▶ SHORT EXERCISE
Identify the lines that include the word "arrow", then copy all of them.

▶ TASK INPUT

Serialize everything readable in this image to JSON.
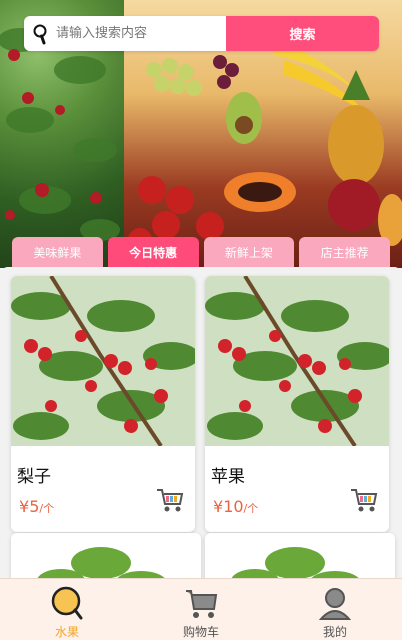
{
  "search": {
    "placeholder": "请输入搜索内容",
    "button_label": "搜索"
  },
  "tabs": [
    {
      "label": "美味鲜果",
      "active": false
    },
    {
      "label": "今日特惠",
      "active": true
    },
    {
      "label": "新鲜上架",
      "active": false
    },
    {
      "label": "店主推荐",
      "active": false
    }
  ],
  "products": [
    {
      "name": "梨子",
      "currency": "¥",
      "price": "5",
      "unit": "/个"
    },
    {
      "name": "苹果",
      "currency": "¥",
      "price": "10",
      "unit": "/个"
    }
  ],
  "bottom_nav": [
    {
      "label": "水果",
      "icon": "fruit-icon",
      "active": true
    },
    {
      "label": "购物车",
      "icon": "cart-icon",
      "active": false
    },
    {
      "label": "我的",
      "icon": "user-icon",
      "active": false
    }
  ],
  "colors": {
    "accent": "#ff4e7c",
    "tab_inactive": "#f9a8bd",
    "price": "#e96440",
    "nav_active": "#f5a623",
    "nav_bg": "#fdf1ea"
  }
}
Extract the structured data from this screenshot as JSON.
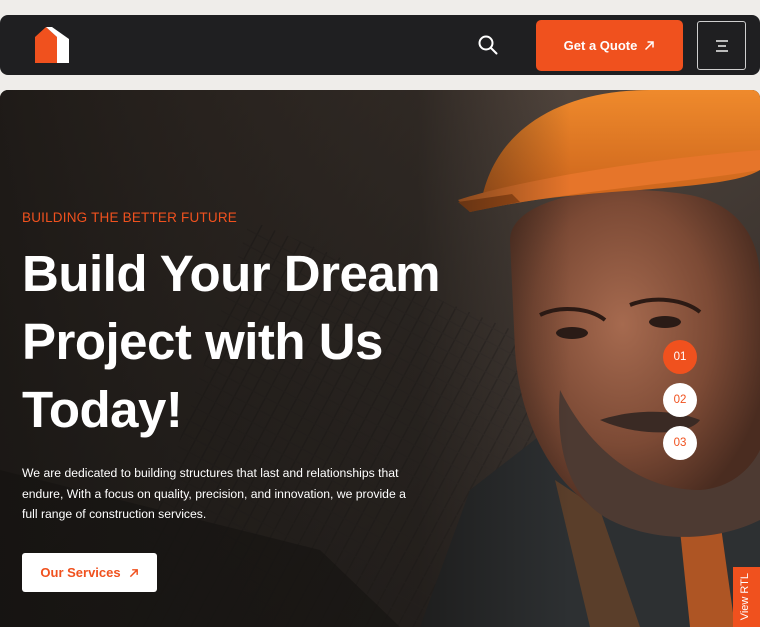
{
  "header": {
    "logo_icon": "house-logo-icon",
    "search_icon": "search-icon",
    "quote_label": "Get a Quote",
    "quote_icon": "arrow-up-right-icon",
    "menu_icon": "hamburger-menu-icon"
  },
  "hero": {
    "eyebrow": "BUILDING THE BETTER FUTURE",
    "headline": "Build Your Dream Project with Us Today!",
    "description": "We are dedicated to building structures that last and relationships that endure, With a focus on quality, precision, and innovation, we provide a full range of construction services.",
    "services_label": "Our Services",
    "services_icon": "arrow-up-right-icon"
  },
  "slider": {
    "dots": [
      "01",
      "02",
      "03"
    ],
    "active_index": 0
  },
  "rtl_tab": {
    "label": "View RTL"
  },
  "colors": {
    "accent": "#f0511e",
    "header_bg": "#1f1f21",
    "page_bg": "#efedea",
    "text_light": "#ffffff"
  }
}
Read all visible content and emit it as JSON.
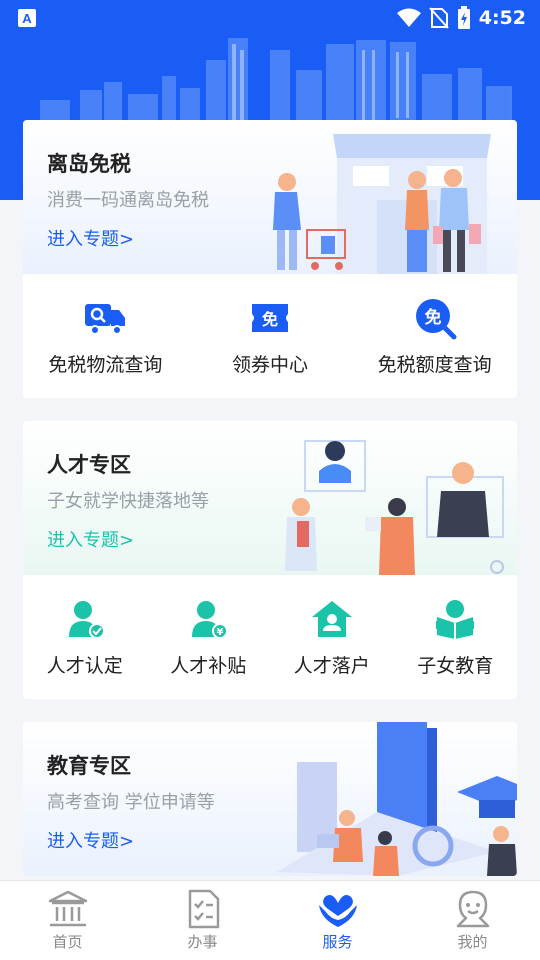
{
  "status_bar": {
    "time": "4:52"
  },
  "cards": [
    {
      "title": "离岛免税",
      "subtitle": "消费一码通离岛免税",
      "link": "进入专题>",
      "features": [
        {
          "label": "免税物流查询",
          "icon": "truck-search-icon"
        },
        {
          "label": "领券中心",
          "icon": "coupon-icon"
        },
        {
          "label": "免税额度查询",
          "icon": "quota-search-icon"
        }
      ]
    },
    {
      "title": "人才专区",
      "subtitle": "子女就学快捷落地等",
      "link": "进入专题>",
      "features": [
        {
          "label": "人才认定",
          "icon": "person-check-icon"
        },
        {
          "label": "人才补贴",
          "icon": "person-yen-icon"
        },
        {
          "label": "人才落户",
          "icon": "house-person-icon"
        },
        {
          "label": "子女教育",
          "icon": "child-book-icon"
        }
      ]
    },
    {
      "title": "教育专区",
      "subtitle": "高考查询 学位申请等",
      "link": "进入专题>"
    }
  ],
  "tabbar": [
    {
      "label": "首页",
      "icon": "bank-icon"
    },
    {
      "label": "办事",
      "icon": "checklist-icon"
    },
    {
      "label": "服务",
      "icon": "heart-hands-icon",
      "active": true
    },
    {
      "label": "我的",
      "icon": "user-icon"
    }
  ],
  "colors": {
    "primary": "#1a5df5",
    "teal": "#1bc3a8"
  }
}
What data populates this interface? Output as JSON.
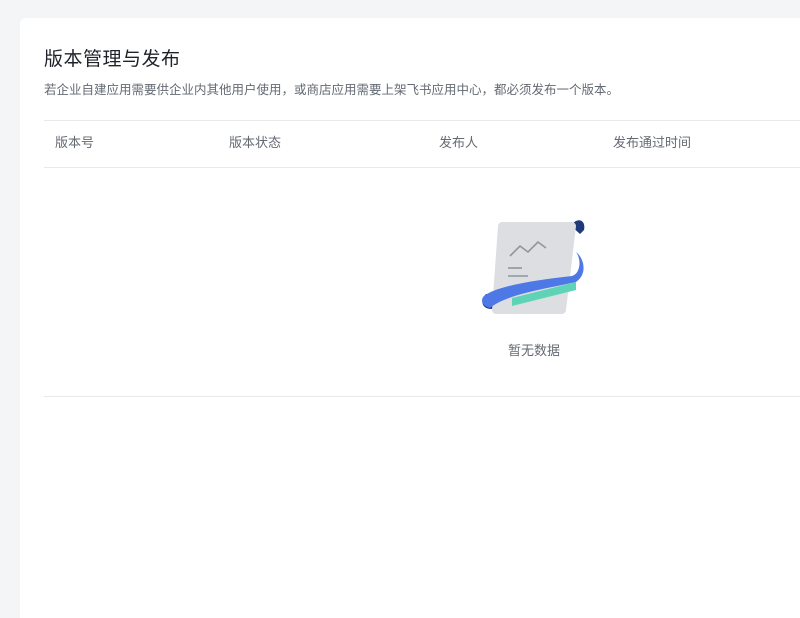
{
  "page": {
    "title": "版本管理与发布",
    "description": "若企业自建应用需要供企业内其他用户使用，或商店应用需要上架飞书应用中心，都必须发布一个版本。"
  },
  "table": {
    "columns": [
      "版本号",
      "版本状态",
      "发布人",
      "发布通过时间"
    ],
    "empty_text": "暂无数据"
  },
  "icons": {
    "empty": "empty-document-icon"
  },
  "colors": {
    "background": "#f4f5f7",
    "card": "#ffffff",
    "text_primary": "#1f2329",
    "text_secondary": "#646a73",
    "divider": "#e8e9eb",
    "accent_blue": "#4e78e6",
    "accent_green": "#5fd3b5",
    "accent_navy": "#1f3a7a"
  }
}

▶ TASK ANSWER
    "quote_icon": "arrow-up-right-icon",
    "services_icon": "arrow-up-right-icon"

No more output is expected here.